Exercise
Skip the pictures. Transcribe the rest of the data below without changing a word.

====== Information given ======

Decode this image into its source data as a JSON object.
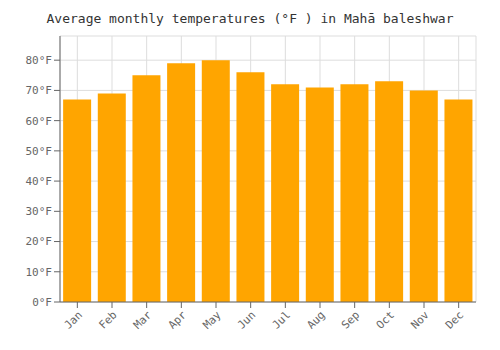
{
  "chart_data": {
    "type": "bar",
    "title": "Average monthly temperatures (°F ) in Mahā baleshwar",
    "categories": [
      "Jan",
      "Feb",
      "Mar",
      "Apr",
      "May",
      "Jun",
      "Jul",
      "Aug",
      "Sep",
      "Oct",
      "Nov",
      "Dec"
    ],
    "values": [
      67,
      69,
      75,
      79,
      80,
      76,
      72,
      71,
      72,
      73,
      70,
      67
    ],
    "color": "#FFA500",
    "ylim": [
      0,
      88
    ],
    "yticks": [
      {
        "value": 0,
        "label": "0°F"
      },
      {
        "value": 10,
        "label": "10°F"
      },
      {
        "value": 20,
        "label": "20°F"
      },
      {
        "value": 30,
        "label": "30°F"
      },
      {
        "value": 40,
        "label": "40°F"
      },
      {
        "value": 50,
        "label": "50°F"
      },
      {
        "value": 60,
        "label": "60°F"
      },
      {
        "value": 70,
        "label": "70°F"
      },
      {
        "value": 80,
        "label": "80°F"
      }
    ],
    "grid": true
  }
}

======

Problem solution
Decode this image into its source data as a JSON object.
{
  "chart_data": {
    "type": "bar",
    "title": "Average monthly temperatures (°F ) in Mahā baleshwar",
    "categories": [
      "Jan",
      "Feb",
      "Mar",
      "Apr",
      "May",
      "Jun",
      "Jul",
      "Aug",
      "Sep",
      "Oct",
      "Nov",
      "Dec"
    ],
    "values": [
      67,
      69,
      75,
      79,
      80,
      76,
      72,
      71,
      72,
      73,
      70,
      67
    ],
    "color": "#FFA500",
    "ylim": [
      0,
      88
    ],
    "yticks": [
      {
        "value": 0,
        "label": "0°F"
      },
      {
        "value": 10,
        "label": "10°F"
      },
      {
        "value": 20,
        "label": "20°F"
      },
      {
        "value": 30,
        "label": "30°F"
      },
      {
        "value": 40,
        "label": "40°F"
      },
      {
        "value": 50,
        "label": "50°F"
      },
      {
        "value": 60,
        "label": "60°F"
      },
      {
        "value": 70,
        "label": "70°F"
      },
      {
        "value": 80,
        "label": "80°F"
      }
    ],
    "grid": true
  }
}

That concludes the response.